- _What you have to do_: Identify, in the records below, every line where the string "juillet" appears, and copy each such line.

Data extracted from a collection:
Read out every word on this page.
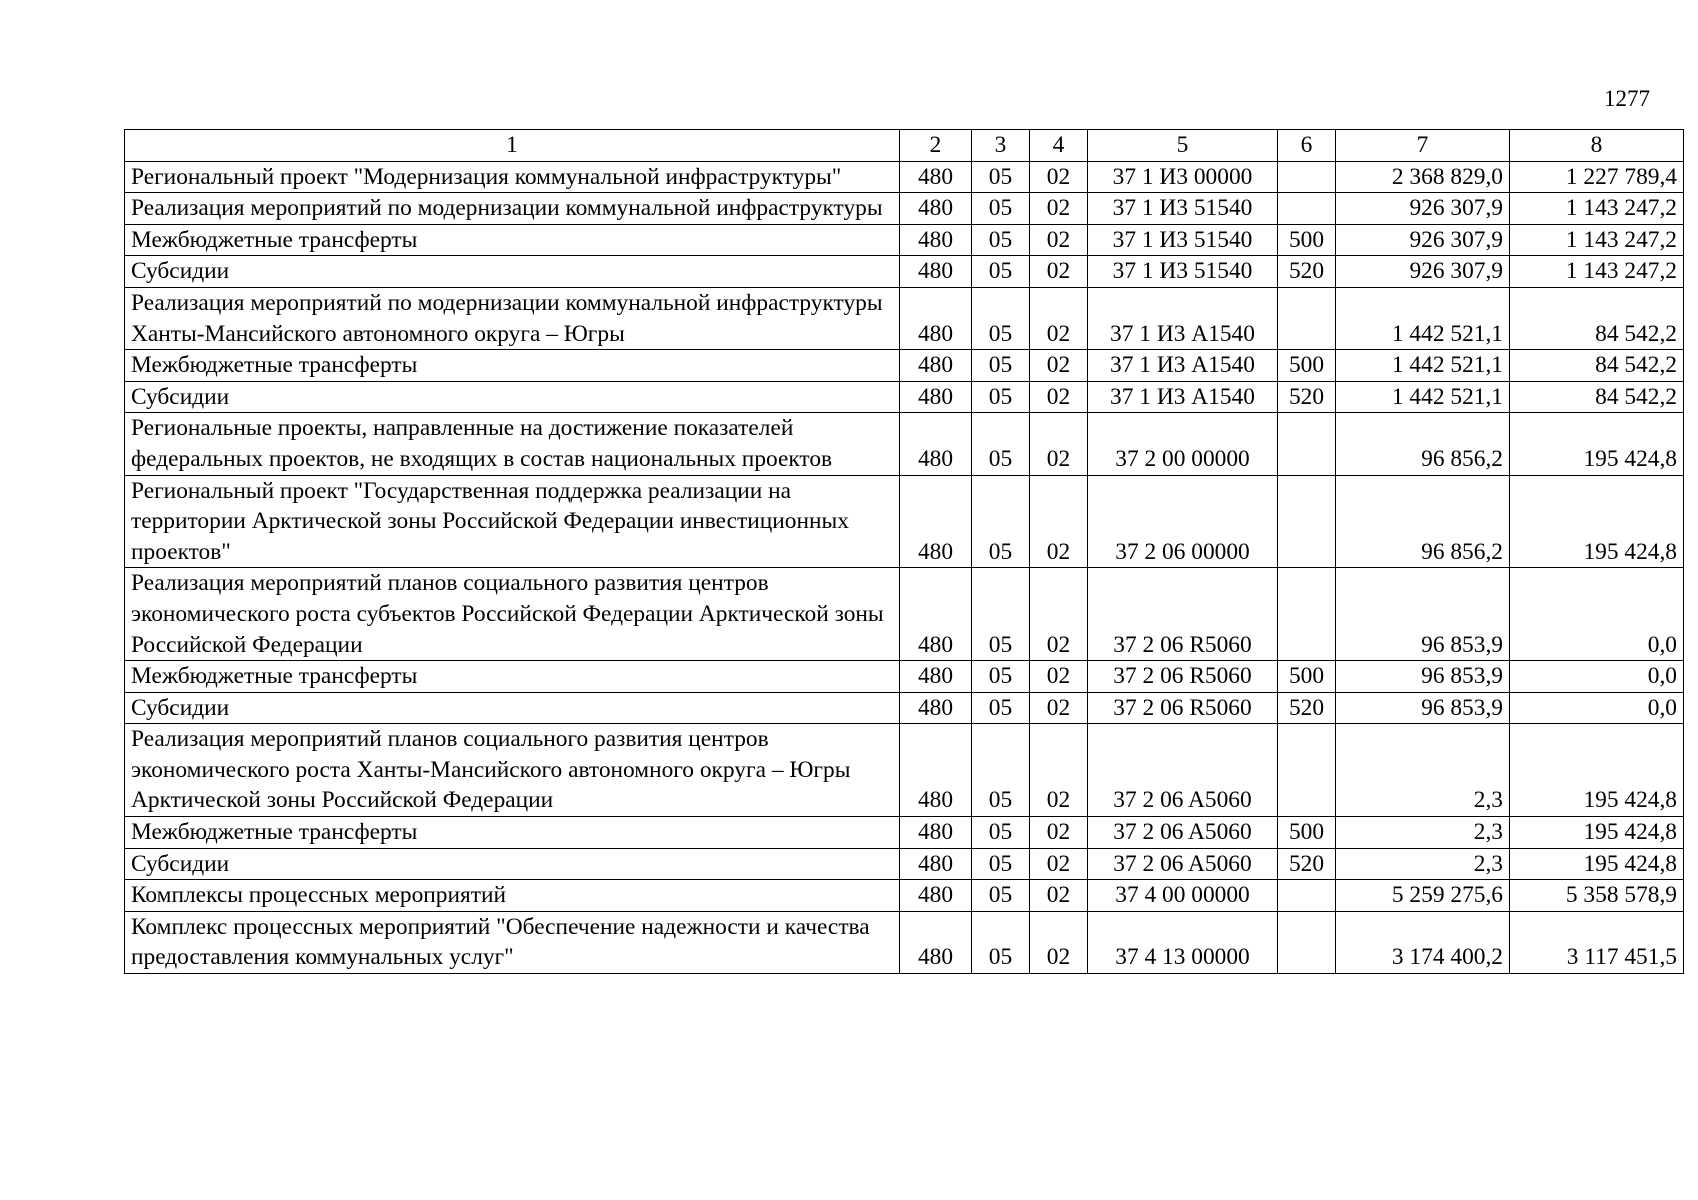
1277
1	2	3	4	5	6	7	8
Региональный проект "Модернизация коммунальной инфраструктуры"	480	05	02	37 1 И3 00000		2 368 829,0	1 227 789,4
Реализация мероприятий по модернизации коммунальной инфраструктуры	480	05	02	37 1 И3 51540		926 307,9	1 143 247,2
Межбюджетные трансферты	480	05	02	37 1 И3 51540	500	926 307,9	1 143 247,2
Субсидии	480	05	02	37 1 И3 51540	520	926 307,9	1 143 247,2
Реализация мероприятий по модернизации коммунальной инфраструктуры Ханты-Мансийского автономного округа – Югры	480	05	02	37 1 И3 A1540		1 442 521,1	84 542,2
Межбюджетные трансферты	480	05	02	37 1 И3 A1540	500	1 442 521,1	84 542,2
Субсидии	480	05	02	37 1 И3 A1540	520	1 442 521,1	84 542,2
Региональные проекты, направленные на достижение показателей федеральных проектов, не входящих в состав национальных проектов	480	05	02	37 2 00 00000		96 856,2	195 424,8
Региональный проект "Государственная поддержка реализации на территории Арктической зоны Российской Федерации инвестиционных проектов"	480	05	02	37 2 06 00000		96 856,2	195 424,8
Реализация мероприятий планов социального развития центров экономического роста субъектов Российской Федерации Арктической зоны Российской Федерации	480	05	02	37 2 06 R5060		96 853,9	0,0
Межбюджетные трансферты	480	05	02	37 2 06 R5060	500	96 853,9	0,0
Субсидии	480	05	02	37 2 06 R5060	520	96 853,9	0,0
Реализация мероприятий планов социального развития центров экономического роста Ханты-Мансийского автономного округа – Югры Арктической зоны Российской Федерации	480	05	02	37 2 06 A5060		2,3	195 424,8
Межбюджетные трансферты	480	05	02	37 2 06 A5060	500	2,3	195 424,8
Субсидии	480	05	02	37 2 06 A5060	520	2,3	195 424,8
Комплексы процессных мероприятий	480	05	02	37 4 00 00000		5 259 275,6	5 358 578,9
Комплекс процессных мероприятий "Обеспечение надежности и качества предоставления коммунальных услуг"	480	05	02	37 4 13 00000		3 174 400,2	3 117 451,5
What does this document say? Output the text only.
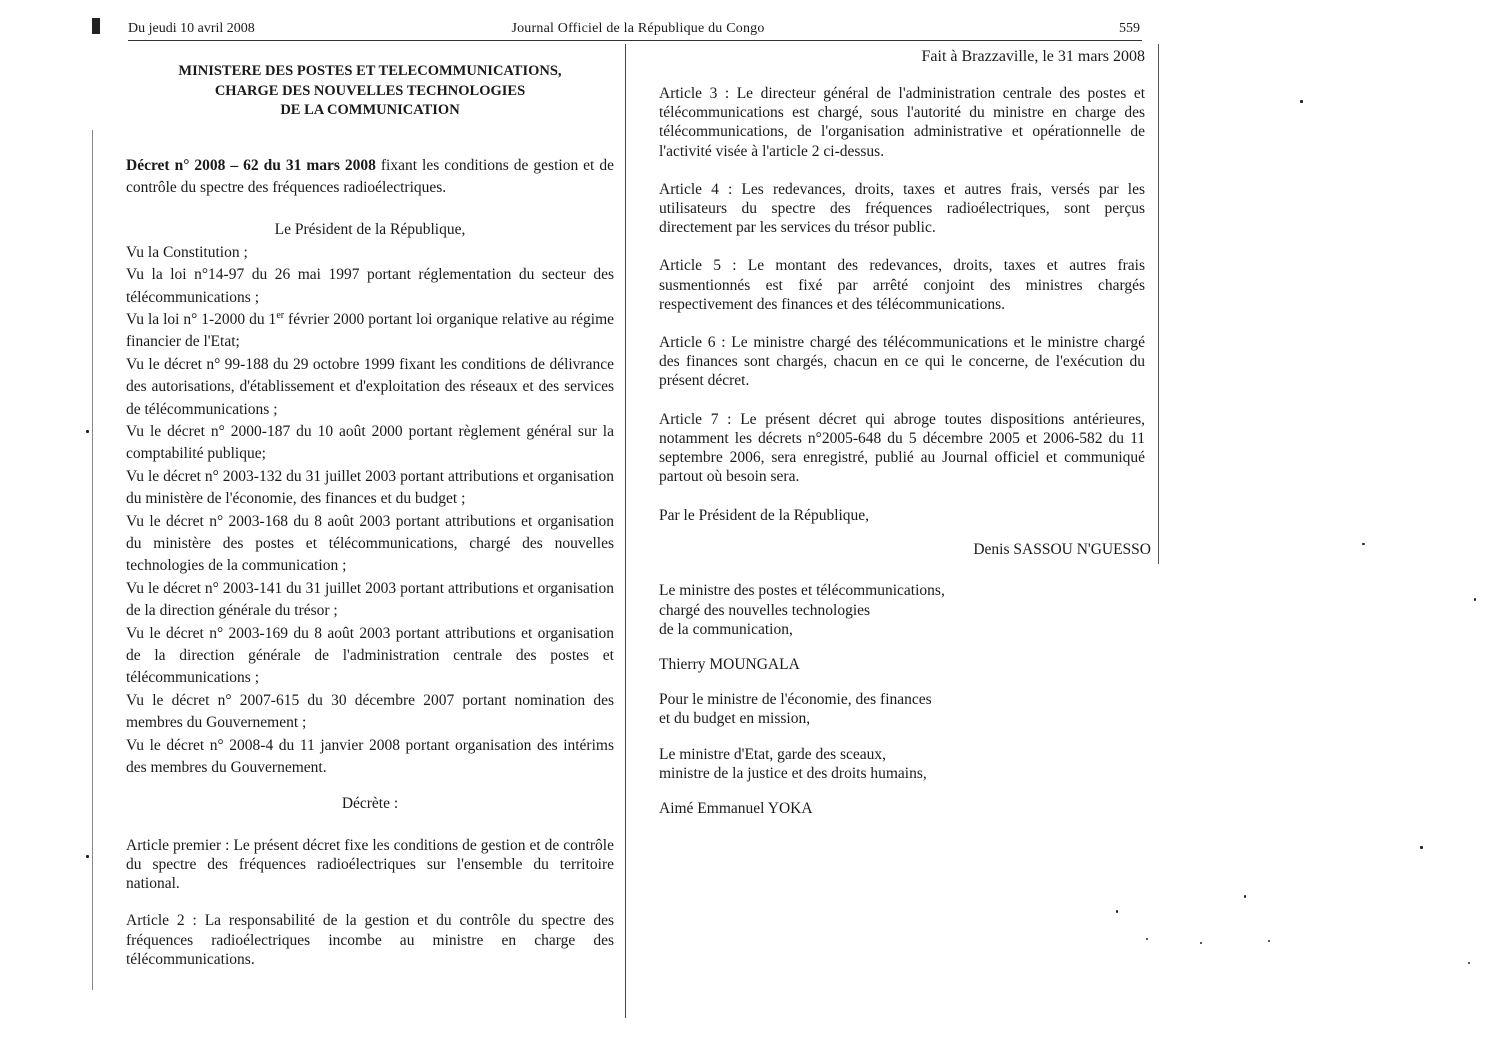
Du jeudi 10 avril 2008	Journal Officiel de la République du Congo	559
MINISTERE DES POSTES ET TELECOMMUNICATIONS,
CHARGE DES NOUVELLES TECHNOLOGIES
DE LA COMMUNICATION

Décret n° 2008 – 62 du 31 mars 2008 fixant les conditions de gestion et de contrôle du spectre des fréquences radioélectriques.

Le Président de la République,

Vu la Constitution ;

Vu la loi n°14-97 du 26 mai 1997 portant réglementation du secteur des télécommunications ;

Vu la loi n° 1-2000 du 1er février 2000 portant loi organique relative au régime financier de l'Etat;

Vu le décret n° 99-188 du 29 octobre 1999 fixant les conditions de délivrance des autorisations, d'établissement et d'exploitation des réseaux et des services de télécommunications ;

Vu le décret n° 2000-187 du 10 août 2000 portant règlement général sur la comptabilité publique;

Vu le décret n° 2003-132 du 31 juillet 2003 portant attributions et organisation du ministère de l'économie, des finances et du budget ;

Vu le décret n° 2003-168 du 8 août 2003 portant attributions et organisation du ministère des postes et télécommunications, chargé des nouvelles technologies de la communication ;

Vu le décret n° 2003-141 du 31 juillet 2003 portant attributions et organisation de la direction générale du trésor ;

Vu le décret n° 2003-169 du 8 août 2003 portant attributions et organisation de la direction générale de l'administration centrale des postes et télécommunications ;

Vu le décret n° 2007-615 du 30 décembre 2007 portant nomination des membres du Gouvernement ;

Vu le décret n° 2008-4 du 11 janvier 2008 portant organisation des intérims des membres du Gouvernement.

Décrète :

Article premier : Le présent décret fixe les conditions de gestion et de contrôle du spectre des fréquences radioélectriques sur l'ensemble du territoire national.

Article 2 : La responsabilité de la gestion et du contrôle du spectre des fréquences radioélectriques incombe au ministre en charge des télécommunications.

Fait à Brazzaville, le 31 mars 2008

Article 3 : Le directeur général de l'administration centrale des postes et télécommunications est chargé, sous l'autorité du ministre en charge des télécommunications, de l'organisation administrative et opérationnelle de l'activité visée à l'article 2 ci-dessus.

Article 4 : Les redevances, droits, taxes et autres frais, versés par les utilisateurs du spectre des fréquences radioélectriques, sont perçus directement par les services du trésor public.

Article 5 : Le montant des redevances, droits, taxes et autres frais susmentionnés est fixé par arrêté conjoint des ministres chargés respectivement des finances et des télécommunications.

Article 6 : Le ministre chargé des télécommunications et le ministre chargé des finances sont chargés, chacun en ce qui le concerne, de l'exécution du présent décret.

Article 7 : Le présent décret qui abroge toutes dispositions antérieures, notamment les décrets n°2005-648 du 5 décembre 2005 et 2006-582 du 11 septembre 2006, sera enregistré, publié au Journal officiel et communiqué partout où besoin sera.

Par le Président de la République,

Denis SASSOU N'GUESSO

Le ministre des postes et télécommunications,
chargé des nouvelles technologies
de la communication,

Thierry MOUNGALA

Pour le ministre de l'économie, des finances
et du budget en mission,
Le ministre d'Etat, garde des sceaux,
ministre de la justice et des droits humains,

Aimé Emmanuel YOKA
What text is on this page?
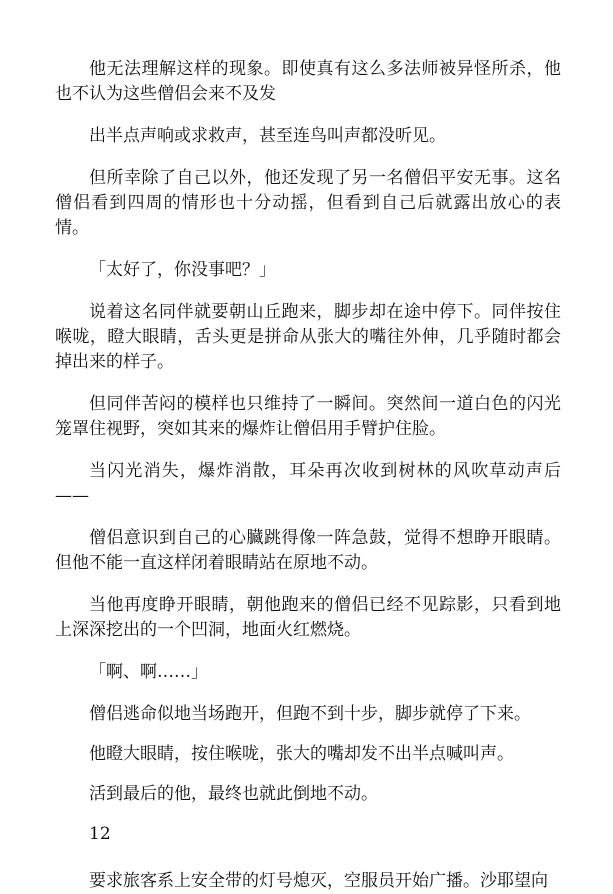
他无法理解这样的现象。即使真有这么多法师被异怪所杀，他也不认为这些僧侣会来不及发

出半点声响或求救声，甚至连鸟叫声都没听见。

但所幸除了自己以外，他还发现了另一名僧侣平安无事。这名僧侣看到四周的情形也十分动摇，但看到自己后就露出放心的表情。

「太好了，你没事吧？」

说着这名同伴就要朝山丘跑来，脚步却在途中停下。同伴按住喉咙，瞪大眼睛，舌头更是拼命从张大的嘴往外伸，几乎随时都会掉出来的样子。

但同伴苦闷的模样也只维持了一瞬间。突然间一道白色的闪光笼罩住视野，突如其来的爆炸让僧侣用手臂护住脸。

当闪光消失，爆炸消散，耳朵再次收到树林的风吹草动声后——

僧侣意识到自己的心臓跳得像一阵急鼓，觉得不想睁开眼睛。但他不能一直这样闭着眼睛站在原地不动。

当他再度睁开眼睛，朝他跑来的僧侣已经不见踪影，只看到地上深深挖出的一个凹洞，地面火红燃烧。

「啊、啊……」

僧侣逃命似地当场跑开，但跑不到十步，脚步就停了下来。

他瞪大眼睛，按住喉咙，张大的嘴却发不出半点喊叫声。

活到最后的他，最终也就此倒地不动。

12

要求旅客系上安全带的灯号熄灭，空服员开始广播。沙耶望向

- _The solution_:
Vu le décret n° 2003-132 du 31 juillet 2003 portant attributions et organisation du ministère de l'économie, des finances et du budget ;
Vu le décret n° 2003-141 du 31 juillet 2003 portant attributions et organisation de la direction générale du trésor ;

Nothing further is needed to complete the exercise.